• [Passage]:
__________

Before Shishimarin's sentencing, Kremlin spokesman Dmitry Peskov said that Moscow was unable to defend the soldier but will consider trying to do so “through other channels.”

Mary Ellen O’Connell, an expert on international law at the University of Notre Dame, said that putting Shishimarin on trial could prove “extremely detrimental to Ukrainian soldiers in the hands of Russia.” She said Russia may decide to hold “show trials” of Ukrainians to boost the morale of its own soldiers and spread disinformation.

“Maybe it would have happened without the Ukrainians beginning trials,” O’Connell said. “But the timing suggests that the Ukrainians should have held back and perhaps still should, so that the Russians can’t say, ‘We’re just doing to their soldiers what they did to ours.’”

Russian authorities have threatened to hold trials of captured Ukrainians — namely, fighters who held out at Mariupol’s shattered steel plant, the last stronghold of resistance in the strategic southern port city. They surrendered and were taken prisoner last week, at which point Moscow claimed the capture of Mariupol was complete.

Russia’s main investigative body said it intends to interrogate the Mariupol defenders to “identify the nationalists” and determine whether they were involved in crimes against civilians.

__________

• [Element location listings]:
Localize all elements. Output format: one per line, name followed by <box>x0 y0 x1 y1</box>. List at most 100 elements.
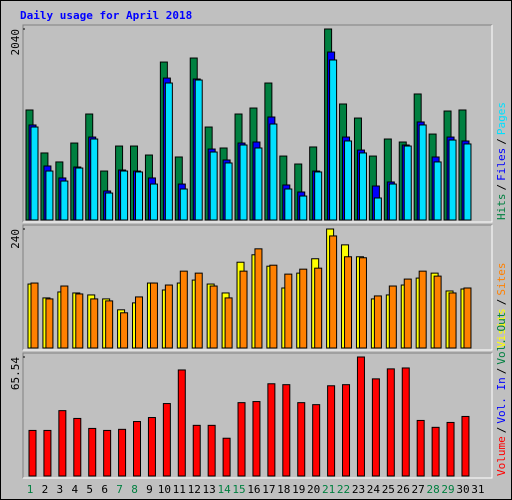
bar <box>135 296 144 349</box>
bar <box>314 267 323 349</box>
bar <box>209 151 218 221</box>
bar <box>179 188 188 221</box>
bar <box>344 140 353 221</box>
x-tick-label: 2 <box>42 483 49 496</box>
bar <box>342 384 351 477</box>
legend-separator: / <box>495 368 508 375</box>
x-tick-label: 27 <box>412 483 425 496</box>
x-tick-label: 31 <box>471 483 484 496</box>
bar <box>284 273 293 349</box>
bar <box>433 275 442 349</box>
y-tick-label: 2040 <box>9 29 22 56</box>
bar <box>284 188 293 221</box>
x-tick-label: 23 <box>352 483 365 496</box>
bevel <box>22 224 492 350</box>
bar <box>388 183 397 221</box>
x-tick-label: 24 <box>367 483 381 496</box>
bar <box>118 428 127 477</box>
x-tick-label: 5 <box>86 483 93 496</box>
x-tick-label: 29 <box>441 483 454 496</box>
bar <box>373 295 382 349</box>
bar <box>120 170 129 221</box>
x-tick-label: 28 <box>426 483 439 496</box>
bar <box>252 401 261 477</box>
bar <box>418 270 427 349</box>
bar <box>314 171 323 221</box>
bar <box>416 419 425 477</box>
bevel <box>23 25 493 223</box>
bar <box>60 285 69 349</box>
bar <box>103 429 112 477</box>
bar <box>358 257 367 349</box>
bar <box>386 368 395 477</box>
bar <box>45 298 54 349</box>
bar <box>282 384 291 477</box>
bar <box>267 383 276 477</box>
bar <box>177 369 186 477</box>
bar <box>344 256 353 349</box>
legend-entry: Visits <box>495 308 508 348</box>
bar <box>433 161 442 221</box>
bar <box>88 427 97 477</box>
x-tick-label: 14 <box>217 483 231 496</box>
bar <box>269 264 278 349</box>
x-tick-label: 15 <box>232 483 245 496</box>
bar <box>73 417 82 477</box>
bar <box>192 424 201 477</box>
bar <box>239 270 248 349</box>
bar <box>358 152 367 221</box>
x-tick-label: 13 <box>203 483 216 496</box>
x-tick-label: 30 <box>456 483 469 496</box>
bar <box>28 429 37 477</box>
bar <box>446 421 455 477</box>
bar <box>356 356 365 477</box>
legend-separator: / <box>495 427 508 434</box>
bevel <box>23 225 493 351</box>
legend-entry: Pages <box>495 102 508 135</box>
bar <box>149 183 158 221</box>
x-tick-label: 21 <box>322 483 335 496</box>
bar <box>312 404 321 477</box>
bar <box>179 270 188 349</box>
x-tick-label: 19 <box>292 483 305 496</box>
bar <box>105 192 114 221</box>
x-tick-label: 11 <box>173 483 186 496</box>
bar <box>224 162 233 221</box>
bar <box>373 197 382 221</box>
legend: Hits / Files / Pages <box>495 102 508 220</box>
legend-separator: / <box>495 184 508 191</box>
bar <box>209 285 218 349</box>
bar <box>120 312 129 349</box>
bar <box>133 421 142 477</box>
chart-title: Daily usage for April 2018 <box>20 9 192 22</box>
bar <box>207 424 216 477</box>
bar <box>224 297 233 349</box>
bar <box>463 143 472 221</box>
bar <box>448 292 457 349</box>
y-tick-label: 240 <box>9 229 22 249</box>
bar <box>329 235 338 349</box>
bevel <box>23 353 493 479</box>
x-tick-label: 10 <box>158 483 171 496</box>
x-tick-label: 16 <box>247 483 260 496</box>
bar <box>299 195 308 221</box>
legend: Volume / Vol. In / Vol. Out <box>495 312 508 476</box>
bar <box>403 278 412 349</box>
bar <box>329 59 338 221</box>
x-tick-label: 25 <box>382 483 395 496</box>
bar <box>90 138 99 221</box>
x-tick-label: 9 <box>146 483 153 496</box>
x-tick-label: 22 <box>337 483 350 496</box>
bar <box>58 410 67 477</box>
bar <box>162 403 171 477</box>
x-tick-label: 4 <box>71 483 78 496</box>
bar <box>222 437 231 477</box>
bar <box>135 171 144 221</box>
x-tick-label: 17 <box>262 483 275 496</box>
x-tick-label: 8 <box>131 483 138 496</box>
bar <box>239 144 248 221</box>
bar <box>30 126 39 221</box>
legend-entry: Hits <box>495 194 508 221</box>
legend-entry: Sites <box>495 263 508 296</box>
legend-entry: Files <box>495 148 508 181</box>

__________

• [Short exercise A]: Lay out the entries from the line containing "bar <box>135 296 144 349</box>" through the line containing "x-tick-label: 29 <box>441 483 454 496</box>" as a numbered list, skipping any blank lines.
• [Short exercise B]: Continue the passage about the trial of the Russian soldier Shishimarin and the captured Mariupol defenders, picking up after its last sentence.

• [Written answer A]:
1. bar <box>135 296 144 349</box>
2. bar <box>314 267 323 349</box>
3. bar <box>209 151 218 221</box>
4. bar <box>179 188 188 221</box>
5. bar <box>344 140 353 221</box>
6. x-tick-label: 2 <box>42 483 49 496</box>
7. bar <box>342 384 351 477</box>
8. legend-separator: / <box>495 368 508 375</box>
9. x-tick-label: 27 <box>412 483 425 496</box>
10. x-tick-label: 31 <box>471 483 484 496</box>
11. bar <box>284 273 293 349</box>
12. bar <box>433 275 442 349</box>
13. y-tick-label: 2040 <box>9 29 22 56</box>
14. bar <box>284 188 293 221</box>
15. x-tick-label: 23 <box>352 483 365 496</box>
16. bevel <box>22 224 492 350</box>
17. bar <box>388 183 397 221</box>
18. x-tick-label: 24 <box>367 483 381 496</box>
19. bar <box>118 428 127 477</box>
20. x-tick-label: 5 <box>86 483 93 496</box>
21. x-tick-label: 29 <box>441 483 454 496</box>

• [Written answer B]:
Russian authorities have seized upon the far-right origins of one of the regiments there, calling the Azov Regiment’s fighters “Nazis” and accusing their commander without evidence of “numerous atrocities." Russia’s top prosecutor has asked the country’s Supreme Court to designate the Azov Regiment a terrorist organization.

Family members of the fighters have pleaded for their eventual return to Ukraine as part of a prisoner swap.

Meanwhile, Boris Bondarev, a veteran Russian diplomat at the U.N. office at Geneva, quit and sent a letter denouncing the “aggressive war unleashed” by Russian President Vladimir Putin. Bondarev told The Associated Press: “It is intolerable what my government is doing now."

In his letter, Bondarev said those who conceived the war “want only one thing — to remain in power forever, live in pompous tasteless palaces, sail on yachts comparable in tonnage and cost to the entire Russian Navy, enjoying unlimited power and complete impunity.”

He also said Russia's Ministry of Foreign Affairs is all about "warmongering, lies and hatred.”

At the Davos forum, Zelenskyy said sanctions against the Kremlin must go further. He urged an embargo on Russian oil, a complete cutoff of trade and a withdrawal of foreign companies from the country.

“This is what sanctions should be: They should be maximum, so that Russia and every other potential aggressor that wants to wage a brutal war against its neighbor would clearly know the immediate consequences of their actions,” said Zelenskyy, who received a standing ovation.

On the battlefield, Russian forces increased their bombardment of the Donbas, the eastern industrial heartland of coal mines and factories that Russia is bent on capturing.

Donetsk's regional governor, Pavlo Kyrylenko, said three civilians died in Russian attacks there Monday and heavy fighting continued near the Luhansk region. The Donbas consists of the Donetsk and Luhansk regions.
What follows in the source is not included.